#### Set problem:
Every line below should be repeated exactly.

Extracts from a graphics dataset
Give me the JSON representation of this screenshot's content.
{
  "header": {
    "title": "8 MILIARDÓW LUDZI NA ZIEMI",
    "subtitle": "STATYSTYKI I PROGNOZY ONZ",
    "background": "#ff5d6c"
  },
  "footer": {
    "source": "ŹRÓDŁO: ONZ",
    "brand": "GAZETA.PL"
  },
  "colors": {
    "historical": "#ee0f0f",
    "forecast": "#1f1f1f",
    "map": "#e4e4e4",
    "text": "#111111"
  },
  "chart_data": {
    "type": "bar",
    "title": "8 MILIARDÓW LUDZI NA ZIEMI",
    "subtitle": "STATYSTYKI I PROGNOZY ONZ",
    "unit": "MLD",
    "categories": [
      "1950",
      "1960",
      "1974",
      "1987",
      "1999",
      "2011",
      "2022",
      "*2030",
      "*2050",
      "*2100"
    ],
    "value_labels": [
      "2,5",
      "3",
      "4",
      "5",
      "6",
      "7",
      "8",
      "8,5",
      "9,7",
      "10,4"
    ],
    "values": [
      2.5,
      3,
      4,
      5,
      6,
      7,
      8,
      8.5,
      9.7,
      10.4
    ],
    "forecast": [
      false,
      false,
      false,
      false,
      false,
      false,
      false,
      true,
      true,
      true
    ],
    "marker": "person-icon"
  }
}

#### Task solution:
Give me the JSON representation of this screenshot's content.
{
  "header": {
    "title": "8 MILIARDÓW LUDZI NA ZIEMI",
    "subtitle": "STATYSTYKI I PROGNOZY ONZ",
    "background": "#ff5d6c"
  },
  "footer": {
    "source": "ŹRÓDŁO: ONZ",
    "brand": "GAZETA.PL"
  },
  "colors": {
    "historical": "#ee0f0f",
    "forecast": "#1f1f1f",
    "map": "#e4e4e4",
    "text": "#111111"
  },
  "chart_data": {
    "type": "bar",
    "title": "8 MILIARDÓW LUDZI NA ZIEMI",
    "subtitle": "STATYSTYKI I PROGNOZY ONZ",
    "unit": "MLD",
    "categories": [
      "1950",
      "1960",
      "1974",
      "1987",
      "1999",
      "2011",
      "2022",
      "*2030",
      "*2050",
      "*2100"
    ],
    "value_labels": [
      "2,5",
      "3",
      "4",
      "5",
      "6",
      "7",
      "8",
      "8,5",
      "9,7",
      "10,4"
    ],
    "values": [
      2.5,
      3,
      4,
      5,
      6,
      7,
      8,
      8.5,
      9.7,
      10.4
    ],
    "forecast": [
      false,
      false,
      false,
      false,
      false,
      false,
      false,
      true,
      true,
      true
    ],
    "marker": "person-icon"
  }
}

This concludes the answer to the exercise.